Sarah struggles with Chuck lying to her in "Chuck Versus the Living Dead" about his dream that Shaw is alive. After she obtains the truth from Morgan, she confronts Chuck and along with Casey, goes through her relationship with Shaw to find any clues as to his whereabouts or plans. She breaks into Shaw's penthouse with Chuck and recovers Shaw's Intelligence Safe after a confrontation with a Ring agent. When Chuck's father leaves, she provides Chuck with his address and takes him to Stephen's cabin, where she saves Chuck from a trap by Ring agents. At the end of the episode, Sarah gives her spy will to Chuck, saying that he's the only one she wants to have it in case something happens to her.

AVAILABLE DATA
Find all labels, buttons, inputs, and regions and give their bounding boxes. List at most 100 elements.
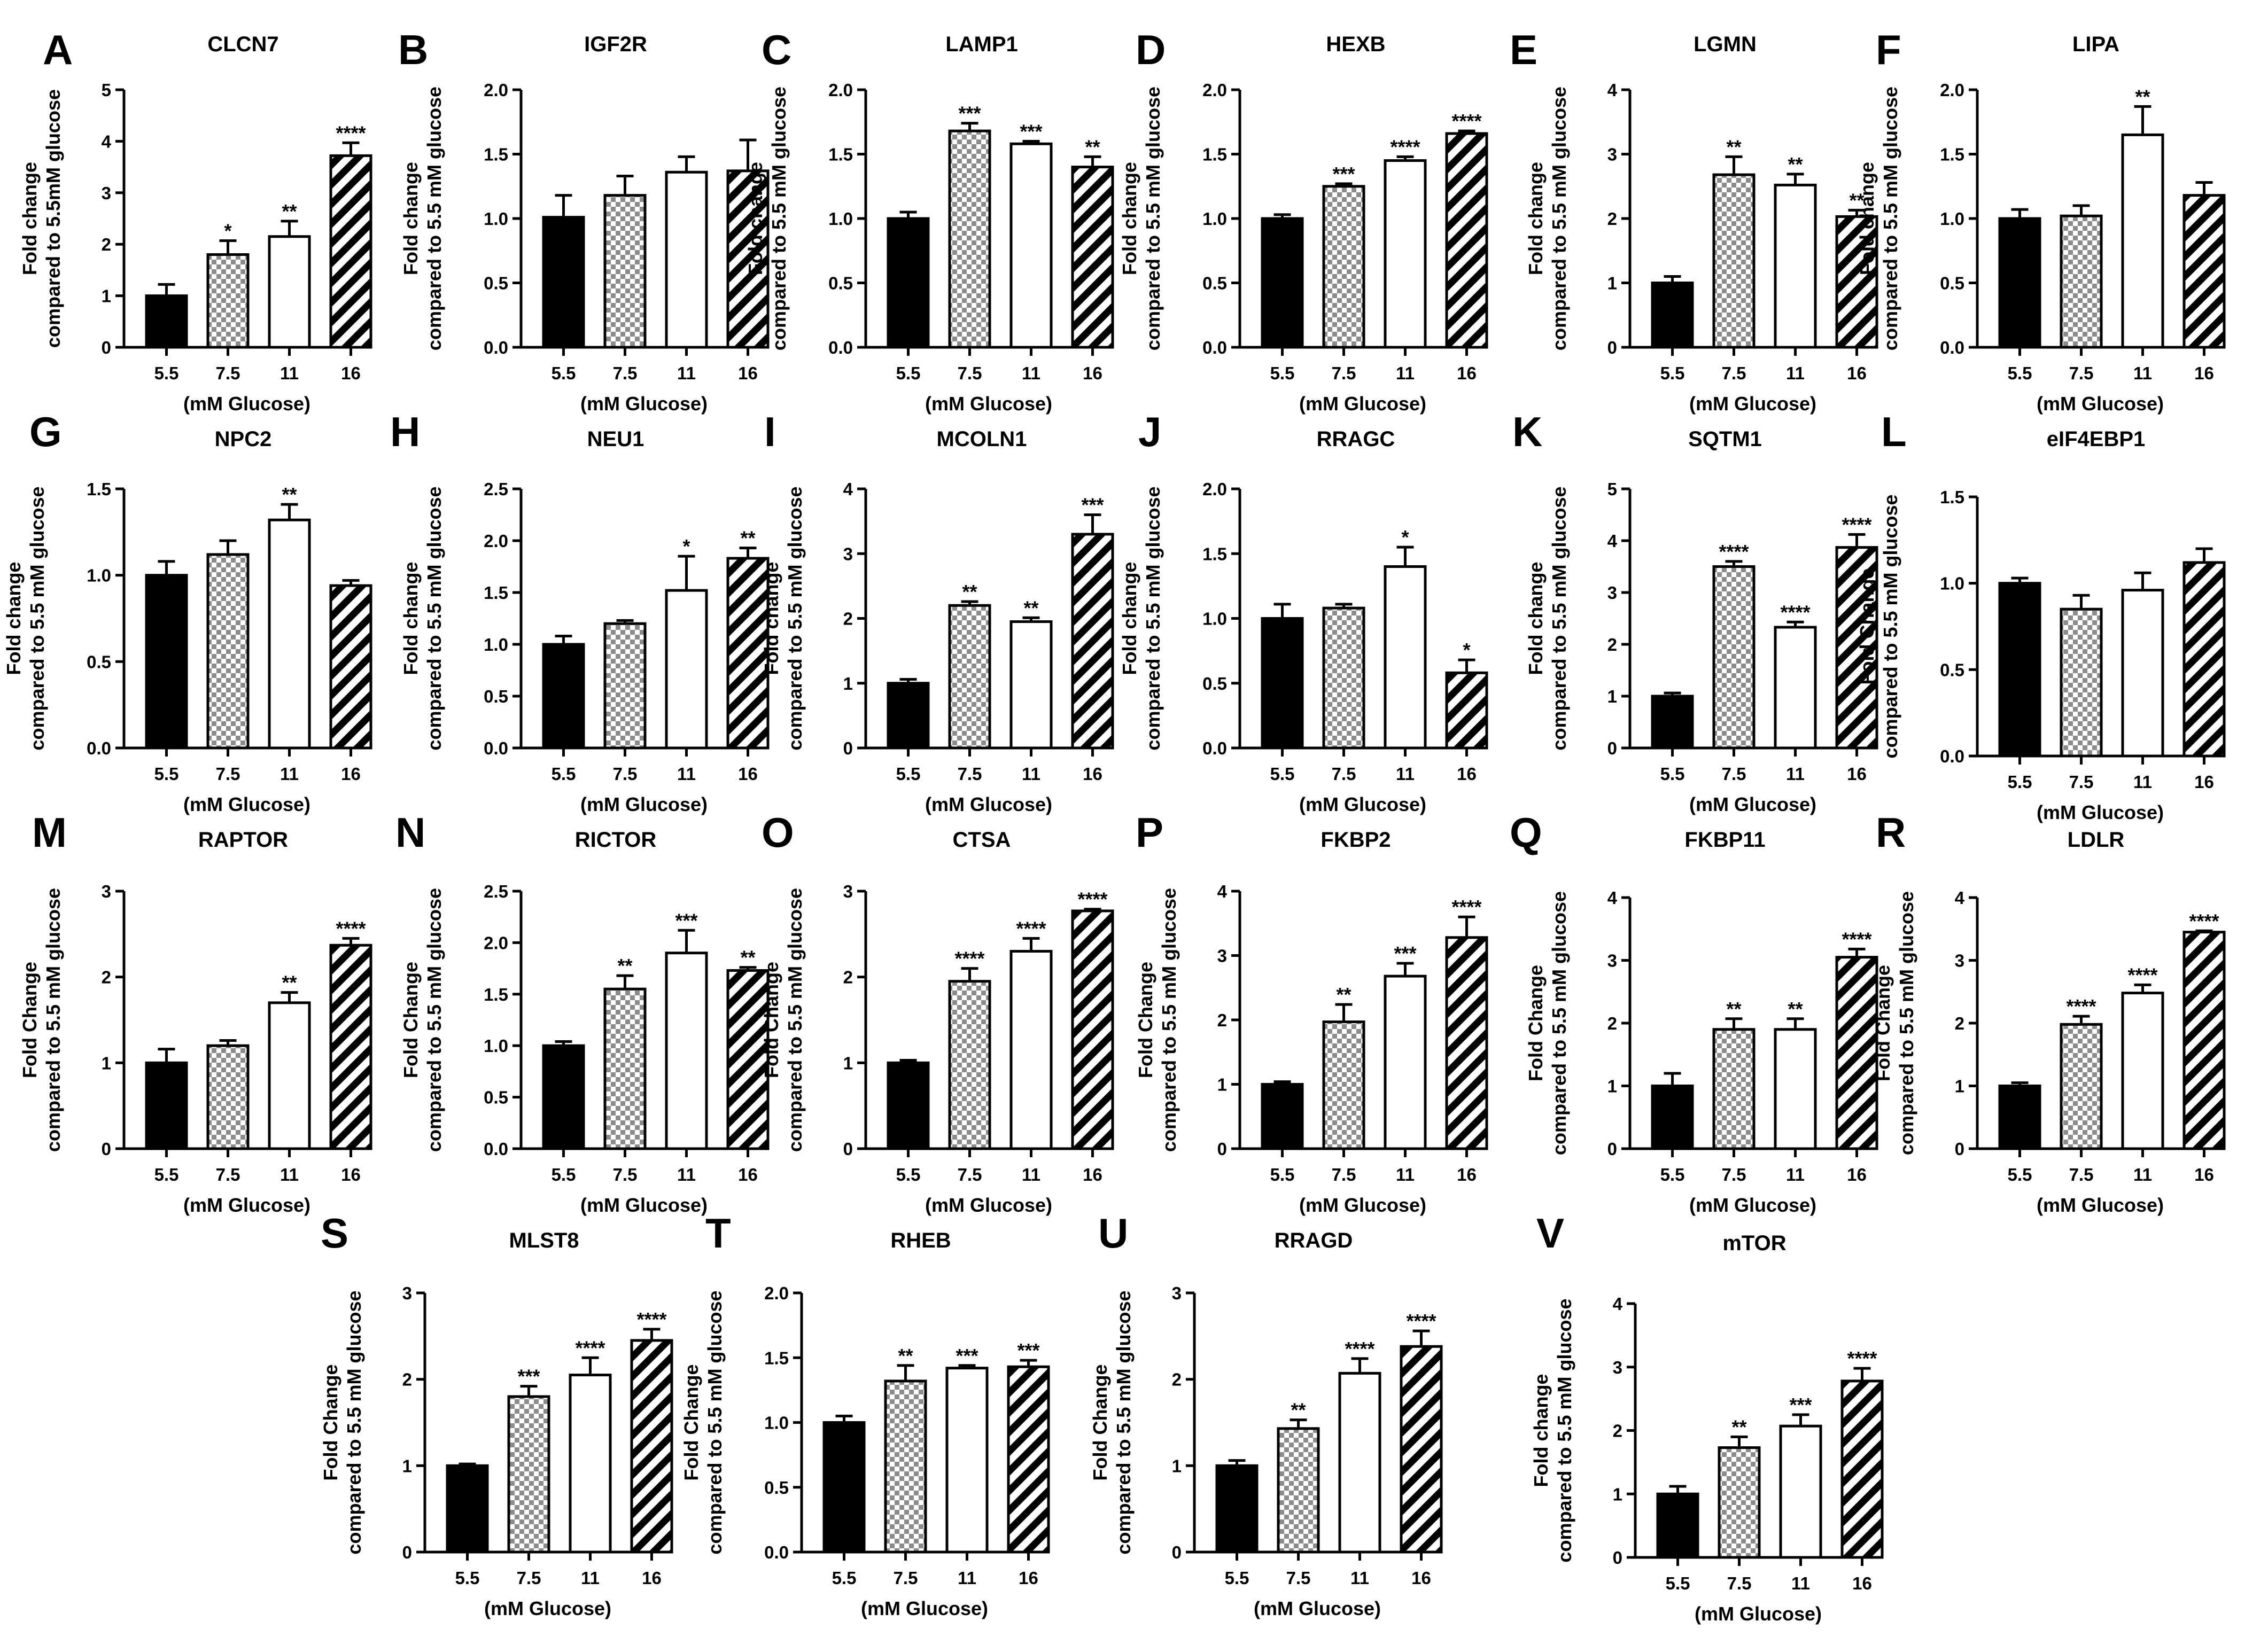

AIM
Return the part of the Sarah and Chuck episode text that starts with "Sarah struggles with" and goes on through "happens to her.", copied word for word.

RESULT OF THE TASK
Sarah struggles with Chuck lying to her in "Chuck Versus the Living Dead" about his dream that Shaw is alive. After she obtains the truth from Morgan, she confronts Chuck and along with Casey, goes through her relationship with Shaw to find any clues as to his whereabouts or plans. She breaks into Shaw's penthouse with Chuck and recovers Shaw's Intelligence Safe after a confrontation with a Ring agent. When Chuck's father leaves, she provides Chuck with his address and takes him to Stephen's cabin, where she saves Chuck from a trap by Ring agents. At the end of the episode, Sarah gives her spy will to Chuck, saying that he's the only one she wants to have it in case something happens to her.